(EXERCISE DIRECTIONS) Print out the entries below with no edits.

(DATA RECORDS)
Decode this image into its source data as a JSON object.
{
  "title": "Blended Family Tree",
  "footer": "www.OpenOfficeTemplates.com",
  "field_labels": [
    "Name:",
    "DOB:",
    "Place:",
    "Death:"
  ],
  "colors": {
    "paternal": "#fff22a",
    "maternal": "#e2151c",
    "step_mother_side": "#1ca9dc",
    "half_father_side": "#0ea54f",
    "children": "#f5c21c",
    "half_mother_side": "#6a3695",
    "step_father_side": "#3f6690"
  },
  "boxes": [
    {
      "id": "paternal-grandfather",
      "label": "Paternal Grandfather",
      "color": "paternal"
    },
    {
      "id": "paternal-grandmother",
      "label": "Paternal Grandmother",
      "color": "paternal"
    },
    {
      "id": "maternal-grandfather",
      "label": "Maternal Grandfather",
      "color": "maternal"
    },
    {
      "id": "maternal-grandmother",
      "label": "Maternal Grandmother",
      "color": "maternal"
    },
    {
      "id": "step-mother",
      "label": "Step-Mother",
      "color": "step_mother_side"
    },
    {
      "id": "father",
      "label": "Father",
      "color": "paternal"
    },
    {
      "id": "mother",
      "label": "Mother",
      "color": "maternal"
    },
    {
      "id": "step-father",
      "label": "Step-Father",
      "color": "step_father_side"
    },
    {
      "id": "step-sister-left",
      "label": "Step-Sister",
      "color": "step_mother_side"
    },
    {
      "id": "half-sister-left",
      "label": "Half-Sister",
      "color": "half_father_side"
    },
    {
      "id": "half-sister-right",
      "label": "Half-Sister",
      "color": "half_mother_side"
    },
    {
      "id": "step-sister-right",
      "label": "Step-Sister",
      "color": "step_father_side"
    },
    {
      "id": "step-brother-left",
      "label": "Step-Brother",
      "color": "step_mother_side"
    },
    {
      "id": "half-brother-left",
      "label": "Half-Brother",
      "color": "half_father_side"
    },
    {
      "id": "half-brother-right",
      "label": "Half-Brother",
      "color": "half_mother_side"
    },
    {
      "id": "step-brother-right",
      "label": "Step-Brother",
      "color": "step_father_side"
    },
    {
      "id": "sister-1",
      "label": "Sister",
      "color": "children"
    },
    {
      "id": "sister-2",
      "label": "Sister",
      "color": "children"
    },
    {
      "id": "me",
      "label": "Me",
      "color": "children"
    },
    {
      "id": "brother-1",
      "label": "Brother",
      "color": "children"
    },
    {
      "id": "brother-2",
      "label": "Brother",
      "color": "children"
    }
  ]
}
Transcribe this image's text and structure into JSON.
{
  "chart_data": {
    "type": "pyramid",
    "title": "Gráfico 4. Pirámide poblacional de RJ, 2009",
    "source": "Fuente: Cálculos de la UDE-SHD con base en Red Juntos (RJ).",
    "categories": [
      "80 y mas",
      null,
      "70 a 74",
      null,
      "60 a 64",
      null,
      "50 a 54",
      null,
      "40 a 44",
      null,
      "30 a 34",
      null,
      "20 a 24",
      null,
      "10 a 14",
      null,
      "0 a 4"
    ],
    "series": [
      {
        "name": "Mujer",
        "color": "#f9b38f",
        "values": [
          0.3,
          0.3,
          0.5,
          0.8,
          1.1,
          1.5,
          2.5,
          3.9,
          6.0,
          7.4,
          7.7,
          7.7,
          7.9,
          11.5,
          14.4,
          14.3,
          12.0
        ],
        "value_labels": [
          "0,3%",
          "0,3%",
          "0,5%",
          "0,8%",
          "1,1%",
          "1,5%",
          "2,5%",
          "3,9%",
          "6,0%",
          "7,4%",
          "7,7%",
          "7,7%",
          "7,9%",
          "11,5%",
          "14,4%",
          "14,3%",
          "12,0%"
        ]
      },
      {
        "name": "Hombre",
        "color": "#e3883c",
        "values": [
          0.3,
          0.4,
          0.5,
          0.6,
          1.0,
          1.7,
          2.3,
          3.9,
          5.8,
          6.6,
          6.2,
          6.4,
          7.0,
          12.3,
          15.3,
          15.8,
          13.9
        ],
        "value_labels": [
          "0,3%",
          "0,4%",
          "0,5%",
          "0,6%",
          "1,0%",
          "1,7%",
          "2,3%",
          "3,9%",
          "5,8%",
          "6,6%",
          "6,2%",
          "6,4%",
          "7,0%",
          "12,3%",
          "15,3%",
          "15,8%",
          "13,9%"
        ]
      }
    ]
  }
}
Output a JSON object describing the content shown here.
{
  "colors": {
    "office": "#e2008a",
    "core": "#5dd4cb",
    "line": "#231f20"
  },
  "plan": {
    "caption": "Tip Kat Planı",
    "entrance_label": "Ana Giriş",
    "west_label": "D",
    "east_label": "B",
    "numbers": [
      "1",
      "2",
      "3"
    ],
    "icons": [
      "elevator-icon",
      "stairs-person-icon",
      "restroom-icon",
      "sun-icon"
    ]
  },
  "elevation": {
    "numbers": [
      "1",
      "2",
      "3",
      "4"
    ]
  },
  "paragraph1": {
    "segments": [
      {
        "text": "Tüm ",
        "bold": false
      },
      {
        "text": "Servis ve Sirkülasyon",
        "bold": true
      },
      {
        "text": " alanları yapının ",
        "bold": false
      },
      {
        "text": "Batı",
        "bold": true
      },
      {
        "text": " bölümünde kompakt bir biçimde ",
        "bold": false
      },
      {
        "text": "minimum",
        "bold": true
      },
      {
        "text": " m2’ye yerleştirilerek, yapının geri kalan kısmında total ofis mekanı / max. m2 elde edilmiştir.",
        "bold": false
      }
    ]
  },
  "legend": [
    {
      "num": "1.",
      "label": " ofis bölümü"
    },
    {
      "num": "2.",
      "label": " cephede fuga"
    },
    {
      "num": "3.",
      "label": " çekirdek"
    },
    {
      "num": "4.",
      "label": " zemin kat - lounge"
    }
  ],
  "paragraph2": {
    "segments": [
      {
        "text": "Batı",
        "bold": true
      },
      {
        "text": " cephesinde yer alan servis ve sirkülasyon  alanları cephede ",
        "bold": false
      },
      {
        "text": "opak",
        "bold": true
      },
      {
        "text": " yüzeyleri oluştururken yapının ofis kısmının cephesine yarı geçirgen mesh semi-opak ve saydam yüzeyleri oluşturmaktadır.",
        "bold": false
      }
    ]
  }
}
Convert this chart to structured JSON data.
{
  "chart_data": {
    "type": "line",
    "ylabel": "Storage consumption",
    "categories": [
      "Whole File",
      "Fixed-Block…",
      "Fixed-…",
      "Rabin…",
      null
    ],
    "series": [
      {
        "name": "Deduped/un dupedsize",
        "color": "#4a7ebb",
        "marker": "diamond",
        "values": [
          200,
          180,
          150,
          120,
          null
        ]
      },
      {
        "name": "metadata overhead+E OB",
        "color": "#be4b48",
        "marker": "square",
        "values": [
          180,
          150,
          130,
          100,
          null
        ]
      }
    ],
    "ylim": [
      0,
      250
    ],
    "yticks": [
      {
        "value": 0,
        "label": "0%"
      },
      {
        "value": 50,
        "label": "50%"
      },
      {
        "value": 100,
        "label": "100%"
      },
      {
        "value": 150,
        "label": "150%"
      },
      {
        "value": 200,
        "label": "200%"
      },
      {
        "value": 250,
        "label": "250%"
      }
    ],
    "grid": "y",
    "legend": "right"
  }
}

(RESULT FOR THIS TASK)
Decode this image into its source data as a JSON object.
{
  "title": "Blended Family Tree",
  "footer": "www.OpenOfficeTemplates.com",
  "field_labels": [
    "Name:",
    "DOB:",
    "Place:",
    "Death:"
  ],
  "colors": {
    "paternal": "#fff22a",
    "maternal": "#e2151c",
    "step_mother_side": "#1ca9dc",
    "half_father_side": "#0ea54f",
    "children": "#f5c21c",
    "half_mother_side": "#6a3695",
    "step_father_side": "#3f6690"
  },
  "boxes": [
    {
      "id": "paternal-grandfather",
      "label": "Paternal Grandfather",
      "color": "paternal"
    },
    {
      "id": "paternal-grandmother",
      "label": "Paternal Grandmother",
      "color": "paternal"
    },
    {
      "id": "maternal-grandfather",
      "label": "Maternal Grandfather",
      "color": "maternal"
    },
    {
      "id": "maternal-grandmother",
      "label": "Maternal Grandmother",
      "color": "maternal"
    },
    {
      "id": "step-mother",
      "label": "Step-Mother",
      "color": "step_mother_side"
    },
    {
      "id": "father",
      "label": "Father",
      "color": "paternal"
    },
    {
      "id": "mother",
      "label": "Mother",
      "color": "maternal"
    },
    {
      "id": "step-father",
      "label": "Step-Father",
      "color": "step_father_side"
    },
    {
      "id": "step-sister-left",
      "label": "Step-Sister",
      "color": "step_mother_side"
    },
    {
      "id": "half-sister-left",
      "label": "Half-Sister",
      "color": "half_father_side"
    },
    {
      "id": "half-sister-right",
      "label": "Half-Sister",
      "color": "half_mother_side"
    },
    {
      "id": "step-sister-right",
      "label": "Step-Sister",
      "color": "step_father_side"
    },
    {
      "id": "step-brother-left",
      "label": "Step-Brother",
      "color": "step_mother_side"
    },
    {
      "id": "half-brother-left",
      "label": "Half-Brother",
      "color": "half_father_side"
    },
    {
      "id": "half-brother-right",
      "label": "Half-Brother",
      "color": "half_mother_side"
    },
    {
      "id": "step-brother-right",
      "label": "Step-Brother",
      "color": "step_father_side"
    },
    {
      "id": "sister-1",
      "label": "Sister",
      "color": "children"
    },
    {
      "id": "sister-2",
      "label": "Sister",
      "color": "children"
    },
    {
      "id": "me",
      "label": "Me",
      "color": "children"
    },
    {
      "id": "brother-1",
      "label": "Brother",
      "color": "children"
    },
    {
      "id": "brother-2",
      "label": "Brother",
      "color": "children"
    }
  ]
}
Transcribe this image's text and structure into JSON.
{
  "chart_data": {
    "type": "pyramid",
    "title": "Gráfico 4. Pirámide poblacional de RJ, 2009",
    "source": "Fuente: Cálculos de la UDE-SHD con base en Red Juntos (RJ).",
    "categories": [
      "80 y mas",
      null,
      "70 a 74",
      null,
      "60 a 64",
      null,
      "50 a 54",
      null,
      "40 a 44",
      null,
      "30 a 34",
      null,
      "20 a 24",
      null,
      "10 a 14",
      null,
      "0 a 4"
    ],
    "series": [
      {
        "name": "Mujer",
        "color": "#f9b38f",
        "values": [
          0.3,
          0.3,
          0.5,
          0.8,
          1.1,
          1.5,
          2.5,
          3.9,
          6.0,
          7.4,
          7.7,
          7.7,
          7.9,
          11.5,
          14.4,
          14.3,
          12.0
        ],
        "value_labels": [
          "0,3%",
          "0,3%",
          "0,5%",
          "0,8%",
          "1,1%",
          "1,5%",
          "2,5%",
          "3,9%",
          "6,0%",
          "7,4%",
          "7,7%",
          "7,7%",
          "7,9%",
          "11,5%",
          "14,4%",
          "14,3%",
          "12,0%"
        ]
      },
      {
        "name": "Hombre",
        "color": "#e3883c",
        "values": [
          0.3,
          0.4,
          0.5,
          0.6,
          1.0,
          1.7,
          2.3,
          3.9,
          5.8,
          6.6,
          6.2,
          6.4,
          7.0,
          12.3,
          15.3,
          15.8,
          13.9
        ],
        "value_labels": [
          "0,3%",
          "0,4%",
          "0,5%",
          "0,6%",
          "1,0%",
          "1,7%",
          "2,3%",
          "3,9%",
          "5,8%",
          "6,6%",
          "6,2%",
          "6,4%",
          "7,0%",
          "12,3%",
          "15,3%",
          "15,8%",
          "13,9%"
        ]
      }
    ]
  }
}
Output a JSON object describing the content shown here.
{
  "colors": {
    "office": "#e2008a",
    "core": "#5dd4cb",
    "line": "#231f20"
  },
  "plan": {
    "caption": "Tip Kat Planı",
    "entrance_label": "Ana Giriş",
    "west_label": "D",
    "east_label": "B",
    "numbers": [
      "1",
      "2",
      "3"
    ],
    "icons": [
      "elevator-icon",
      "stairs-person-icon",
      "restroom-icon",
      "sun-icon"
    ]
  },
  "elevation": {
    "numbers": [
      "1",
      "2",
      "3",
      "4"
    ]
  },
  "paragraph1": {
    "segments": [
      {
        "text": "Tüm ",
        "bold": false
      },
      {
        "text": "Servis ve Sirkülasyon",
        "bold": true
      },
      {
        "text": " alanları yapının ",
        "bold": false
      },
      {
        "text": "Batı",
        "bold": true
      },
      {
        "text": " bölümünde kompakt bir biçimde ",
        "bold": false
      },
      {
        "text": "minimum",
        "bold": true
      },
      {
        "text": " m2’ye yerleştirilerek, yapının geri kalan kısmında total ofis mekanı / max. m2 elde edilmiştir.",
        "bold": false
      }
    ]
  },
  "legend": [
    {
      "num": "1.",
      "label": " ofis bölümü"
    },
    {
      "num": "2.",
      "label": " cephede fuga"
    },
    {
      "num": "3.",
      "label": " çekirdek"
    },
    {
      "num": "4.",
      "label": " zemin kat - lounge"
    }
  ],
  "paragraph2": {
    "segments": [
      {
        "text": "Batı",
        "bold": true
      },
      {
        "text": " cephesinde yer alan servis ve sirkülasyon  alanları cephede ",
        "bold": false
      },
      {
        "text": "opak",
        "bold": true
      },
      {
        "text": " yüzeyleri oluştururken yapının ofis kısmının cephesine yarı geçirgen mesh semi-opak ve saydam yüzeyleri oluşturmaktadır.",
        "bold": false
      }
    ]
  }
}
Convert this chart to structured JSON data.
{
  "chart_data": {
    "type": "line",
    "ylabel": "Storage consumption",
    "categories": [
      "Whole File",
      "Fixed-Block…",
      "Fixed-…",
      "Rabin…",
      null
    ],
    "series": [
      {
        "name": "Deduped/un dupedsize",
        "color": "#4a7ebb",
        "marker": "diamond",
        "values": [
          200,
          180,
          150,
          120,
          null
        ]
      },
      {
        "name": "metadata overhead+E OB",
        "color": "#be4b48",
        "marker": "square",
        "values": [
          180,
          150,
          130,
          100,
          null
        ]
      }
    ],
    "ylim": [
      0,
      250
    ],
    "yticks": [
      {
        "value": 0,
        "label": "0%"
      },
      {
        "value": 50,
        "label": "50%"
      },
      {
        "value": 100,
        "label": "100%"
      },
      {
        "value": 150,
        "label": "150%"
      },
      {
        "value": 200,
        "label": "200%"
      },
      {
        "value": 250,
        "label": "250%"
      }
    ],
    "grid": "y",
    "legend": "right"
  }
}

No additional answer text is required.